### SOURCE MATERIAL
— BEGIN —

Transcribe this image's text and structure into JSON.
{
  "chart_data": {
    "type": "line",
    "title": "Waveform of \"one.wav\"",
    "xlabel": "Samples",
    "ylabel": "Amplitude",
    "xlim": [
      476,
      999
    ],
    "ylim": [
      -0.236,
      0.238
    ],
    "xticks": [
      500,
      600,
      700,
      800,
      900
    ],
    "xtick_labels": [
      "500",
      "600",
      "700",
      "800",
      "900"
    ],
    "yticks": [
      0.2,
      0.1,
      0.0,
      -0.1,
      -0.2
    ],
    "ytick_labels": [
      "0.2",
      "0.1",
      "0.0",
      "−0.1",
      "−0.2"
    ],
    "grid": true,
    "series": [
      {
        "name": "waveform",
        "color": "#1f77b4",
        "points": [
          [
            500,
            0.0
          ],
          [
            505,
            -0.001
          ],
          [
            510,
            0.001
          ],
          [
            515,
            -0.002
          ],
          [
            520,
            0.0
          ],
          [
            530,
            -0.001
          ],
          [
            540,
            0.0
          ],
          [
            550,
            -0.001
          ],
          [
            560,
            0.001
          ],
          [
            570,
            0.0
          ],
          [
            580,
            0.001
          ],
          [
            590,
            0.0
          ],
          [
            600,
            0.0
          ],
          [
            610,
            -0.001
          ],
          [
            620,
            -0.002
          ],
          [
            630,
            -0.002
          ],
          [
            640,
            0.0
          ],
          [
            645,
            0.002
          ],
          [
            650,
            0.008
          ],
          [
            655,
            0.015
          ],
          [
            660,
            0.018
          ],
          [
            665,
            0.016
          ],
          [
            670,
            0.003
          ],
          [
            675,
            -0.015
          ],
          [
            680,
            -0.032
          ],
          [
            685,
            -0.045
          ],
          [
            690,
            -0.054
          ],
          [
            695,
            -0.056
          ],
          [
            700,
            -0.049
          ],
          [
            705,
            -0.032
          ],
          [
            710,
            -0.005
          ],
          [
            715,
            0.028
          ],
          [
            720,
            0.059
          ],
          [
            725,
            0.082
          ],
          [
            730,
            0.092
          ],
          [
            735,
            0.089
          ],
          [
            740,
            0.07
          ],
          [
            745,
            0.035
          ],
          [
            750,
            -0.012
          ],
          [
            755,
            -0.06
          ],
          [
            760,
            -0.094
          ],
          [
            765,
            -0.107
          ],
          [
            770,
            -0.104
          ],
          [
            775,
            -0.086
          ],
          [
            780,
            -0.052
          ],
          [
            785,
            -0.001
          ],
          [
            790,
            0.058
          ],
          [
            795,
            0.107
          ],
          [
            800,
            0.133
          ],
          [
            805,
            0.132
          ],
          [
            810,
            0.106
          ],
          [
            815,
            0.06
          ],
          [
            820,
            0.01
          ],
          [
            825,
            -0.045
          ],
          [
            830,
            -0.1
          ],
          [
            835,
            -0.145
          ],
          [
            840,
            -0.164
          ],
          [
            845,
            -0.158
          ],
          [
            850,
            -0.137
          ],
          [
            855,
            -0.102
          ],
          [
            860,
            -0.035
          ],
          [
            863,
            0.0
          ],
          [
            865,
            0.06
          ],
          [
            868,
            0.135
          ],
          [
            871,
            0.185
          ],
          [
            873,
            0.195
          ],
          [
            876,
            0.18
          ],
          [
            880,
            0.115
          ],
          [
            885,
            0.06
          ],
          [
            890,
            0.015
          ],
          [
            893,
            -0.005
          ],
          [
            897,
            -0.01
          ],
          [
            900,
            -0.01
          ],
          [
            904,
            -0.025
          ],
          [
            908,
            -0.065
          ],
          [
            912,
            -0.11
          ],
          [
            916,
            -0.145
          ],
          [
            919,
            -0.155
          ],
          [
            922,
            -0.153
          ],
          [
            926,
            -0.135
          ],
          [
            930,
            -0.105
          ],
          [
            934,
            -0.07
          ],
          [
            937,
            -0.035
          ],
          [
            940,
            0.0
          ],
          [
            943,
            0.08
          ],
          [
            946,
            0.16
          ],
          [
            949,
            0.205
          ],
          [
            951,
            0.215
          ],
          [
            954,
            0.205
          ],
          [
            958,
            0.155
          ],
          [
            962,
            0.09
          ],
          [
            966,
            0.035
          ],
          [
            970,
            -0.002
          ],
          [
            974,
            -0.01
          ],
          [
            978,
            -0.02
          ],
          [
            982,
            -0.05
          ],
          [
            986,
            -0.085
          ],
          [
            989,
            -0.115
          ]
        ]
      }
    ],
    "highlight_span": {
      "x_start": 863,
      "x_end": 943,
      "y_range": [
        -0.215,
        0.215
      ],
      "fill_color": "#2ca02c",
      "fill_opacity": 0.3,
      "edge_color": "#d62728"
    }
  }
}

— END —

Type out the full listing again, exactly as given.

### RESPONSE TO THE TASK
Transcribe this image's text and structure into JSON.
{
  "chart_data": {
    "type": "line",
    "title": "Waveform of \"one.wav\"",
    "xlabel": "Samples",
    "ylabel": "Amplitude",
    "xlim": [
      476,
      999
    ],
    "ylim": [
      -0.236,
      0.238
    ],
    "xticks": [
      500,
      600,
      700,
      800,
      900
    ],
    "xtick_labels": [
      "500",
      "600",
      "700",
      "800",
      "900"
    ],
    "yticks": [
      0.2,
      0.1,
      0.0,
      -0.1,
      -0.2
    ],
    "ytick_labels": [
      "0.2",
      "0.1",
      "0.0",
      "−0.1",
      "−0.2"
    ],
    "grid": true,
    "series": [
      {
        "name": "waveform",
        "color": "#1f77b4",
        "points": [
          [
            500,
            0.0
          ],
          [
            505,
            -0.001
          ],
          [
            510,
            0.001
          ],
          [
            515,
            -0.002
          ],
          [
            520,
            0.0
          ],
          [
            530,
            -0.001
          ],
          [
            540,
            0.0
          ],
          [
            550,
            -0.001
          ],
          [
            560,
            0.001
          ],
          [
            570,
            0.0
          ],
          [
            580,
            0.001
          ],
          [
            590,
            0.0
          ],
          [
            600,
            0.0
          ],
          [
            610,
            -0.001
          ],
          [
            620,
            -0.002
          ],
          [
            630,
            -0.002
          ],
          [
            640,
            0.0
          ],
          [
            645,
            0.002
          ],
          [
            650,
            0.008
          ],
          [
            655,
            0.015
          ],
          [
            660,
            0.018
          ],
          [
            665,
            0.016
          ],
          [
            670,
            0.003
          ],
          [
            675,
            -0.015
          ],
          [
            680,
            -0.032
          ],
          [
            685,
            -0.045
          ],
          [
            690,
            -0.054
          ],
          [
            695,
            -0.056
          ],
          [
            700,
            -0.049
          ],
          [
            705,
            -0.032
          ],
          [
            710,
            -0.005
          ],
          [
            715,
            0.028
          ],
          [
            720,
            0.059
          ],
          [
            725,
            0.082
          ],
          [
            730,
            0.092
          ],
          [
            735,
            0.089
          ],
          [
            740,
            0.07
          ],
          [
            745,
            0.035
          ],
          [
            750,
            -0.012
          ],
          [
            755,
            -0.06
          ],
          [
            760,
            -0.094
          ],
          [
            765,
            -0.107
          ],
          [
            770,
            -0.104
          ],
          [
            775,
            -0.086
          ],
          [
            780,
            -0.052
          ],
          [
            785,
            -0.001
          ],
          [
            790,
            0.058
          ],
          [
            795,
            0.107
          ],
          [
            800,
            0.133
          ],
          [
            805,
            0.132
          ],
          [
            810,
            0.106
          ],
          [
            815,
            0.06
          ],
          [
            820,
            0.01
          ],
          [
            825,
            -0.045
          ],
          [
            830,
            -0.1
          ],
          [
            835,
            -0.145
          ],
          [
            840,
            -0.164
          ],
          [
            845,
            -0.158
          ],
          [
            850,
            -0.137
          ],
          [
            855,
            -0.102
          ],
          [
            860,
            -0.035
          ],
          [
            863,
            0.0
          ],
          [
            865,
            0.06
          ],
          [
            868,
            0.135
          ],
          [
            871,
            0.185
          ],
          [
            873,
            0.195
          ],
          [
            876,
            0.18
          ],
          [
            880,
            0.115
          ],
          [
            885,
            0.06
          ],
          [
            890,
            0.015
          ],
          [
            893,
            -0.005
          ],
          [
            897,
            -0.01
          ],
          [
            900,
            -0.01
          ],
          [
            904,
            -0.025
          ],
          [
            908,
            -0.065
          ],
          [
            912,
            -0.11
          ],
          [
            916,
            -0.145
          ],
          [
            919,
            -0.155
          ],
          [
            922,
            -0.153
          ],
          [
            926,
            -0.135
          ],
          [
            930,
            -0.105
          ],
          [
            934,
            -0.07
          ],
          [
            937,
            -0.035
          ],
          [
            940,
            0.0
          ],
          [
            943,
            0.08
          ],
          [
            946,
            0.16
          ],
          [
            949,
            0.205
          ],
          [
            951,
            0.215
          ],
          [
            954,
            0.205
          ],
          [
            958,
            0.155
          ],
          [
            962,
            0.09
          ],
          [
            966,
            0.035
          ],
          [
            970,
            -0.002
          ],
          [
            974,
            -0.01
          ],
          [
            978,
            -0.02
          ],
          [
            982,
            -0.05
          ],
          [
            986,
            -0.085
          ],
          [
            989,
            -0.115
          ]
        ]
      }
    ],
    "highlight_span": {
      "x_start": 863,
      "x_end": 943,
      "y_range": [
        -0.215,
        0.215
      ],
      "fill_color": "#2ca02c",
      "fill_opacity": 0.3,
      "edge_color": "#d62728"
    }
  }
}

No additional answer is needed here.